-- start of Input rows --
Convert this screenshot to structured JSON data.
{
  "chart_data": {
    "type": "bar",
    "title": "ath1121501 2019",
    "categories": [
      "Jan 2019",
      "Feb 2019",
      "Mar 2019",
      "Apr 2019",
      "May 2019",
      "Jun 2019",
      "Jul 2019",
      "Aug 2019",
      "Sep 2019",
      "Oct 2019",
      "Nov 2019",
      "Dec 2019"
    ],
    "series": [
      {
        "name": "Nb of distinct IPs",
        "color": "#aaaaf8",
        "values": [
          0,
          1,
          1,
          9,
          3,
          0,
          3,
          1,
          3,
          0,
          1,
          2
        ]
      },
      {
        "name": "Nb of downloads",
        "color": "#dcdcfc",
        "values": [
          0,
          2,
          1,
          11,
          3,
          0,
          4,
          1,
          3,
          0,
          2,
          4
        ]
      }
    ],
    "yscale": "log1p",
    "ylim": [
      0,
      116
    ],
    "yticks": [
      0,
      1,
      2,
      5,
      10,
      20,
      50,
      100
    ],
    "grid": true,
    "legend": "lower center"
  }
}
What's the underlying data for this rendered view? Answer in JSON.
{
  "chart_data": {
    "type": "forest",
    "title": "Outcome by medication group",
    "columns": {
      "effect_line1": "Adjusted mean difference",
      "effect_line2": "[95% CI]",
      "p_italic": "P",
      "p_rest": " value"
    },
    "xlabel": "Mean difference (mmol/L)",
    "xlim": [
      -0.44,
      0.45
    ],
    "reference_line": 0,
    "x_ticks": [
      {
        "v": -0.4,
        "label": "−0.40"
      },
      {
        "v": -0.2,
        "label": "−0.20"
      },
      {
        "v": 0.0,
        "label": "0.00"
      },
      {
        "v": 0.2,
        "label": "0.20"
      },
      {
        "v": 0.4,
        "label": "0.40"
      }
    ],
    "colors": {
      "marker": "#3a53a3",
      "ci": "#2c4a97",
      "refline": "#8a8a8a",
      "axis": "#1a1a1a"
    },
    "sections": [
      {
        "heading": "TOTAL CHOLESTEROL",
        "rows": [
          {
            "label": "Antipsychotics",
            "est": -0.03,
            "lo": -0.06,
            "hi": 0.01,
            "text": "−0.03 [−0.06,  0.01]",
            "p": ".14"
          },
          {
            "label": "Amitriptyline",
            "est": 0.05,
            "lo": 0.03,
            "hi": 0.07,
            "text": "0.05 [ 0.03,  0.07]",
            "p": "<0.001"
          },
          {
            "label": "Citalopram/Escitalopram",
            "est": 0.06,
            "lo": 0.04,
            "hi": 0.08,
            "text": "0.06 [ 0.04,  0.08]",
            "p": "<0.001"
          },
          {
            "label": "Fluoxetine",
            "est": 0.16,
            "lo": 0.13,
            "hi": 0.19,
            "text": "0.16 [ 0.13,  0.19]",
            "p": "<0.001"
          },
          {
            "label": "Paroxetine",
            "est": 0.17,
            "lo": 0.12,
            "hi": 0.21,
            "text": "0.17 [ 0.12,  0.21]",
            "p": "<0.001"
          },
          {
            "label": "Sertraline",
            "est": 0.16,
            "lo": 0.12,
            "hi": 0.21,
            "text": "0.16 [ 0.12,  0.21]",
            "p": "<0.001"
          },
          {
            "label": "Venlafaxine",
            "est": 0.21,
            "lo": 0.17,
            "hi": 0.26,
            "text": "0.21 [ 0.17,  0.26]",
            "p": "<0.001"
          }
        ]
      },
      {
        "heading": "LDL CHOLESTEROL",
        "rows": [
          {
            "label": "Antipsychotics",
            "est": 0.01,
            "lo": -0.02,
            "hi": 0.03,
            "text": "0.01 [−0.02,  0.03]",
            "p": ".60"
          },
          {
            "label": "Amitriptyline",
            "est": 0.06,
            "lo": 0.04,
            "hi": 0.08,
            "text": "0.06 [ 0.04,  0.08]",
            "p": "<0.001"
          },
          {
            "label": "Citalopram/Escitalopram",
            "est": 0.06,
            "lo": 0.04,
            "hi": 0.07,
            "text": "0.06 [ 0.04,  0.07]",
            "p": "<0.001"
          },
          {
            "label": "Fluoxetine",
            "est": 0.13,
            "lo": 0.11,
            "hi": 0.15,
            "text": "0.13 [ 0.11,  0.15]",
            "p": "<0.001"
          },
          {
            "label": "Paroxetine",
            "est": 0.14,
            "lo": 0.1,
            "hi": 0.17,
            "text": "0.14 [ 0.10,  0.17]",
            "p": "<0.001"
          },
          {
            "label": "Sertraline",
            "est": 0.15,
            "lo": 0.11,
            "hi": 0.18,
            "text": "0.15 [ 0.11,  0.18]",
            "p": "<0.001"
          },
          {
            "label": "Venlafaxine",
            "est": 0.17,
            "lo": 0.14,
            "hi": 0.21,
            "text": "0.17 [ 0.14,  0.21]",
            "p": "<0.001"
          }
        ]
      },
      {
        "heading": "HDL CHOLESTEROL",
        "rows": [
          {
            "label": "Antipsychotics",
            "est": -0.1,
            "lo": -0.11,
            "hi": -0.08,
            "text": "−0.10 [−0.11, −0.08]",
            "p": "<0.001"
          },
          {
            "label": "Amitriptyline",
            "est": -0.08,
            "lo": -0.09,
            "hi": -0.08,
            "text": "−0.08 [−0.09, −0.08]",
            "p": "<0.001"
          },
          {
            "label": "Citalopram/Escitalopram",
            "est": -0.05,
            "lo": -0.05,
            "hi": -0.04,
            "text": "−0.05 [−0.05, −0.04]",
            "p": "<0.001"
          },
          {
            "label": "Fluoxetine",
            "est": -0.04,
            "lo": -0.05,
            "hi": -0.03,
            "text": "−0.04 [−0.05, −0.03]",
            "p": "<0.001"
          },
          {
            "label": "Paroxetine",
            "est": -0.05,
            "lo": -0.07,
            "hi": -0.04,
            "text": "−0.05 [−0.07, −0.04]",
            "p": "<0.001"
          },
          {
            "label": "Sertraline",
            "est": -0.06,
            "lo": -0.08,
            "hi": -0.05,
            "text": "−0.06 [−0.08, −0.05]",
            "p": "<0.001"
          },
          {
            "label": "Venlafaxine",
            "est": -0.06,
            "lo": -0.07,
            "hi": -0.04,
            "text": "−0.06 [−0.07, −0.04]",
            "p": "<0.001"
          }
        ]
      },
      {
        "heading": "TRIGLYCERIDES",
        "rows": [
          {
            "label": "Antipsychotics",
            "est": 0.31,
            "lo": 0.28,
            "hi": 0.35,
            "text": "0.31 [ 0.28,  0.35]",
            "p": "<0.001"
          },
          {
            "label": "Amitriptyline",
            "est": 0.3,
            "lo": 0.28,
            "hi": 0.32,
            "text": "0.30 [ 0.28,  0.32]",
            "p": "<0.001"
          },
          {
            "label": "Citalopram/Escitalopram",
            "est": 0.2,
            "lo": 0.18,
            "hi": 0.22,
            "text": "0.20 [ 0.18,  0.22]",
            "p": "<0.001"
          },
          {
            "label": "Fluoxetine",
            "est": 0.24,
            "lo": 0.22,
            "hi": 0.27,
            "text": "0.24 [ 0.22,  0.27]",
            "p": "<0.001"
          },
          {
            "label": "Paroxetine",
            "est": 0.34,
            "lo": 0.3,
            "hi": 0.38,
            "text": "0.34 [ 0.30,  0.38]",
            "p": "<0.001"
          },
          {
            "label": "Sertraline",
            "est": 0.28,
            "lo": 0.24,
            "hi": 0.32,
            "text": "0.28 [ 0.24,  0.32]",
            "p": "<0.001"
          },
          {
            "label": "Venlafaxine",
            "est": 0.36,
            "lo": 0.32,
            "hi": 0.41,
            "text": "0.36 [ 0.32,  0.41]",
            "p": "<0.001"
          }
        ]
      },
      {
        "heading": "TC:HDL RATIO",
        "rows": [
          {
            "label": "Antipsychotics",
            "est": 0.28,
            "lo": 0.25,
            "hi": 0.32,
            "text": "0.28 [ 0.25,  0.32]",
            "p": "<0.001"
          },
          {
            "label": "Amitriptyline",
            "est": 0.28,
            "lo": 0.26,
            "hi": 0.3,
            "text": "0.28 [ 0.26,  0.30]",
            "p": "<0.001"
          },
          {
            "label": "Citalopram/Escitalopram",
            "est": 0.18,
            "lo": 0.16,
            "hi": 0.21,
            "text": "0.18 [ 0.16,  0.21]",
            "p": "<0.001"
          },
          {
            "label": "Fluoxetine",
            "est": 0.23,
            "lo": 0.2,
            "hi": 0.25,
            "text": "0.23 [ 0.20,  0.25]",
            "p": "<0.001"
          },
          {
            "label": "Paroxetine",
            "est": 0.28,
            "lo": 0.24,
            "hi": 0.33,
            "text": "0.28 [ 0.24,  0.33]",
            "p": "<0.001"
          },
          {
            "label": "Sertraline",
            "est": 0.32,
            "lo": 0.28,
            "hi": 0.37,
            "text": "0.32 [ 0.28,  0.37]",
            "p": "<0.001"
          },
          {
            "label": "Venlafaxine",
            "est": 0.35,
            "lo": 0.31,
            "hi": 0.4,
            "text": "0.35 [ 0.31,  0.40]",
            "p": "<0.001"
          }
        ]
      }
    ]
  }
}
-- end of Input rows --
Task to complete: In the records above, locate each line with the word "name". Copy all such lines.

Finished task:
        "name": "Nb of distinct IPs",
        "name": "Nb of downloads",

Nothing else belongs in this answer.